━━━ 数据摘录 ━━━

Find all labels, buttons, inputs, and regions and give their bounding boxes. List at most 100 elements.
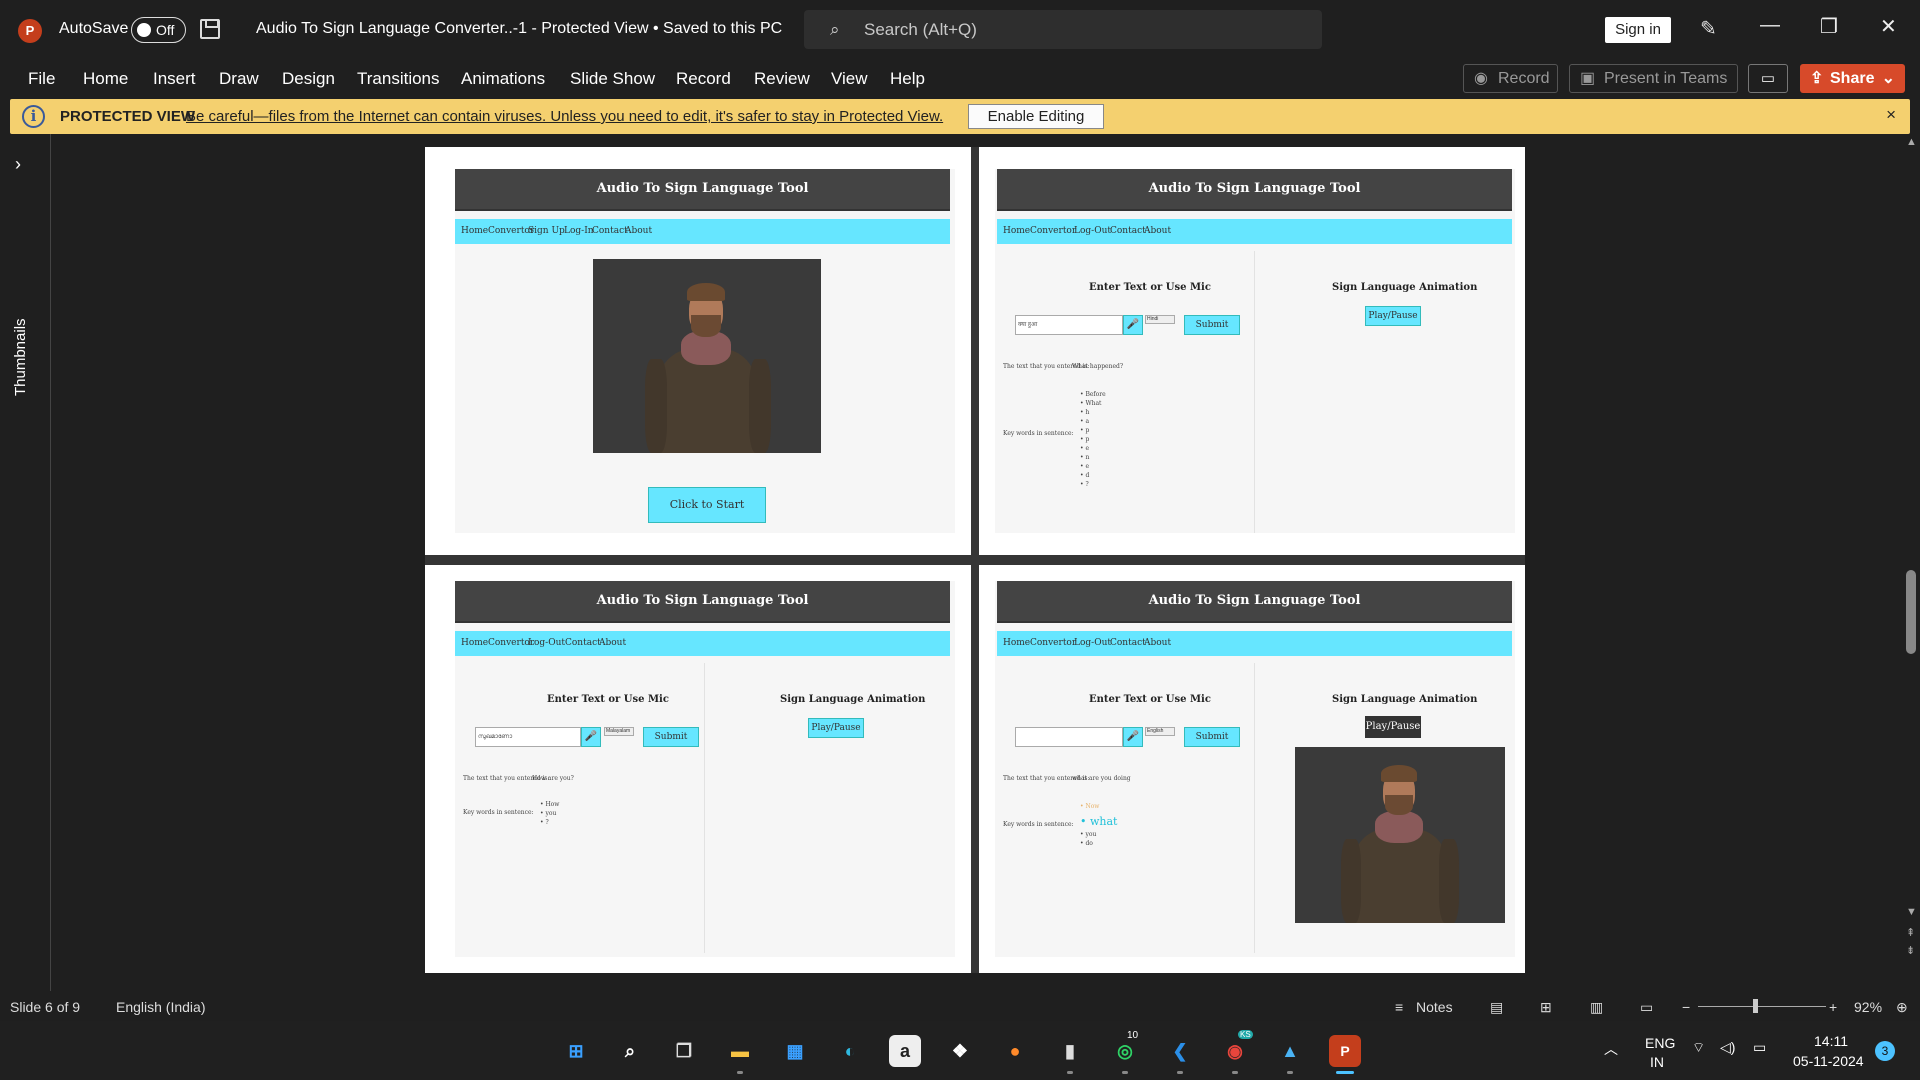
language-select[interactable]: Hindi	[1145, 315, 1175, 324]
share-button[interactable]: ⇪ Share ⌄	[1800, 64, 1905, 93]
firefox-icon[interactable]: ●	[999, 1035, 1031, 1067]
play-pause-button[interactable]: Play/Pause	[808, 718, 864, 738]
menu-draw[interactable]: Draw	[219, 69, 259, 89]
play-pause-button[interactable]: Play/Pause	[1365, 716, 1421, 738]
zoom-in-icon[interactable]: +	[1829, 999, 1837, 1015]
clock-time[interactable]: 14:11	[1814, 1033, 1848, 1049]
autosave-toggle[interactable]: Off	[131, 17, 186, 43]
nav-about[interactable]: About	[1144, 638, 1171, 648]
text-input[interactable]: क्या हुआ	[1015, 315, 1123, 335]
comment-icon[interactable]: ▭	[1748, 64, 1788, 93]
wifi-icon[interactable]: ⌔	[1692, 1039, 1705, 1057]
powerpoint-icon[interactable]: P	[1329, 1035, 1361, 1067]
zoom-out-icon[interactable]: −	[1682, 999, 1690, 1015]
nav-contact[interactable]: Contact	[592, 226, 628, 236]
nav-contact[interactable]: Contact	[1110, 638, 1146, 648]
search-box[interactable]: ⌕ Search (Alt+Q)	[804, 10, 1322, 49]
battery-icon[interactable]: ▭	[1753, 1039, 1766, 1056]
vertical-scrollbar[interactable]: ▲ ▼ ⇞ ⇟	[1902, 134, 1920, 991]
chevron-right-icon[interactable]: ›	[15, 154, 21, 175]
start-icon[interactable]: ⊞	[560, 1035, 592, 1067]
text-input[interactable]	[1015, 727, 1123, 747]
nav-home[interactable]: Home	[1003, 638, 1030, 648]
menu-transitions[interactable]: Transitions	[357, 69, 440, 89]
slide-sorter-icon[interactable]: ⊞	[1540, 999, 1552, 1016]
save-icon[interactable]	[200, 19, 220, 39]
slide-counter[interactable]: Slide 6 of 9	[10, 999, 80, 1015]
language-top[interactable]: ENG	[1645, 1035, 1675, 1051]
submit-button[interactable]: Submit	[1184, 727, 1240, 747]
scrollbar-thumb[interactable]	[1906, 570, 1916, 654]
clock-date[interactable]: 05-11-2024	[1793, 1053, 1864, 1069]
edge-icon[interactable]: ◐	[834, 1035, 866, 1067]
file-explorer-icon[interactable]: ▬	[724, 1035, 756, 1067]
menu-insert[interactable]: Insert	[153, 69, 196, 89]
close-icon[interactable]: ×	[1886, 105, 1896, 125]
menu-file[interactable]: File	[28, 69, 55, 89]
photos-icon[interactable]: ▲	[1274, 1035, 1306, 1067]
nav-convertor[interactable]: Convertor	[1030, 638, 1076, 648]
search-icon[interactable]: ⌕	[614, 1035, 646, 1067]
language-status[interactable]: English (India)	[116, 999, 206, 1015]
chrome-icon[interactable]: ◉	[1219, 1035, 1251, 1067]
text-input[interactable]: സുഖമാണോ	[475, 727, 581, 747]
dropbox-icon[interactable]: ❖	[944, 1035, 976, 1067]
chevron-up-icon[interactable]: ︿	[1604, 1039, 1618, 1059]
menu-design[interactable]: Design	[282, 69, 335, 89]
reading-view-icon[interactable]: ▥	[1590, 999, 1603, 1016]
zoom-slider[interactable]	[1698, 1006, 1826, 1007]
sign-in-button[interactable]: Sign in	[1605, 17, 1671, 43]
mic-icon[interactable]: 🎤	[1123, 315, 1143, 335]
zoom-slider-thumb[interactable]	[1753, 999, 1758, 1013]
store-icon[interactable]: ▦	[779, 1035, 811, 1067]
fit-to-window-icon[interactable]: ⊕	[1896, 999, 1908, 1016]
notification-badge[interactable]: 3	[1875, 1041, 1895, 1061]
play-pause-button[interactable]: Play/Pause	[1365, 306, 1421, 326]
protected-view-message[interactable]: Be careful—files from the Internet can c…	[186, 108, 943, 125]
mic-icon[interactable]: 🎤	[1123, 727, 1143, 747]
nav-about[interactable]: About	[599, 638, 626, 648]
previous-slide-icon[interactable]: ⇞	[1906, 926, 1915, 939]
nav-log-in[interactable]: Log-In	[564, 226, 594, 236]
submit-button[interactable]: Submit	[643, 727, 699, 747]
scroll-down-icon[interactable]: ▼	[1906, 906, 1917, 918]
nav-about[interactable]: About	[1144, 226, 1171, 236]
amazon-icon[interactable]: a	[889, 1035, 921, 1067]
nav-convertor[interactable]: Convertor	[1030, 226, 1076, 236]
nav-log-out[interactable]: Log-Out	[1074, 226, 1111, 236]
minimize-icon[interactable]: —	[1760, 14, 1780, 37]
nav-sign-up[interactable]: Sign Up	[528, 226, 565, 236]
vscode-icon[interactable]: ❮	[1164, 1035, 1196, 1067]
thumbnails-label[interactable]: Thumbnails	[12, 318, 29, 396]
menu-record[interactable]: Record	[676, 69, 731, 89]
slide-canvas[interactable]: Audio To Sign Language Tool Home Convert…	[425, 147, 1525, 973]
pen-icon[interactable]: ✎	[1700, 16, 1717, 41]
next-slide-icon[interactable]: ⇟	[1906, 944, 1915, 957]
language-select[interactable]: Malayalam	[604, 727, 634, 736]
nav-log-out[interactable]: Log-Out	[1074, 638, 1111, 648]
present-in-teams-button[interactable]: ▣ Present in Teams	[1569, 64, 1738, 93]
nav-home[interactable]: Home	[461, 226, 488, 236]
nav-home[interactable]: Home	[461, 638, 488, 648]
record-button[interactable]: ◉ Record	[1463, 64, 1558, 93]
menu-review[interactable]: Review	[754, 69, 810, 89]
nav-contact[interactable]: Contact	[1110, 226, 1146, 236]
restore-icon[interactable]: ❐	[1820, 14, 1838, 39]
notes-icon[interactable]: ≡	[1395, 999, 1403, 1015]
language-bottom[interactable]: IN	[1650, 1054, 1664, 1070]
normal-view-icon[interactable]: ▤	[1490, 999, 1503, 1016]
submit-button[interactable]: Submit	[1184, 315, 1240, 335]
click-to-start-button[interactable]: Click to Start	[648, 487, 766, 523]
slideshow-icon[interactable]: ▭	[1640, 999, 1653, 1016]
task-view-icon[interactable]: ❐	[668, 1035, 700, 1067]
mic-icon[interactable]: 🎤	[581, 727, 601, 747]
menu-slide-show[interactable]: Slide Show	[570, 69, 655, 89]
terminal-icon[interactable]: ▮	[1054, 1035, 1086, 1067]
menu-animations[interactable]: Animations	[461, 69, 545, 89]
menu-home[interactable]: Home	[83, 69, 128, 89]
menu-help[interactable]: Help	[890, 69, 925, 89]
nav-home[interactable]: Home	[1003, 226, 1030, 236]
zoom-level[interactable]: 92%	[1854, 999, 1882, 1015]
nav-about[interactable]: About	[625, 226, 652, 236]
nav-contact[interactable]: Contact	[565, 638, 601, 648]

━━━

在上面的条目中，从含有“315, 1175, 324]”的那一行起，一直到含有“1039, 1766, 1056]”的那一行为止，把这些行逐字照录下来，首尾两行都包括在内。只输出这些行。

language-select[interactable]: Hindi	[1145, 315, 1175, 324]
share-button[interactable]: ⇪ Share ⌄	[1800, 64, 1905, 93]
firefox-icon[interactable]: ●	[999, 1035, 1031, 1067]
play-pause-button[interactable]: Play/Pause	[808, 718, 864, 738]
menu-draw[interactable]: Draw	[219, 69, 259, 89]
play-pause-button[interactable]: Play/Pause	[1365, 716, 1421, 738]
zoom-in-icon[interactable]: +	[1829, 999, 1837, 1015]
clock-time[interactable]: 14:11	[1814, 1033, 1848, 1049]
autosave-toggle[interactable]: Off	[131, 17, 186, 43]
nav-about[interactable]: About	[1144, 638, 1171, 648]
text-input[interactable]: क्या हुआ	[1015, 315, 1123, 335]
comment-icon[interactable]: ▭	[1748, 64, 1788, 93]
wifi-icon[interactable]: ⌔	[1692, 1039, 1705, 1057]
powerpoint-icon[interactable]: P	[1329, 1035, 1361, 1067]
zoom-out-icon[interactable]: −	[1682, 999, 1690, 1015]
nav-contact[interactable]: Contact	[592, 226, 628, 236]
nav-contact[interactable]: Contact	[1110, 638, 1146, 648]
search-box[interactable]: ⌕ Search (Alt+Q)	[804, 10, 1322, 49]
battery-icon[interactable]: ▭	[1753, 1039, 1766, 1056]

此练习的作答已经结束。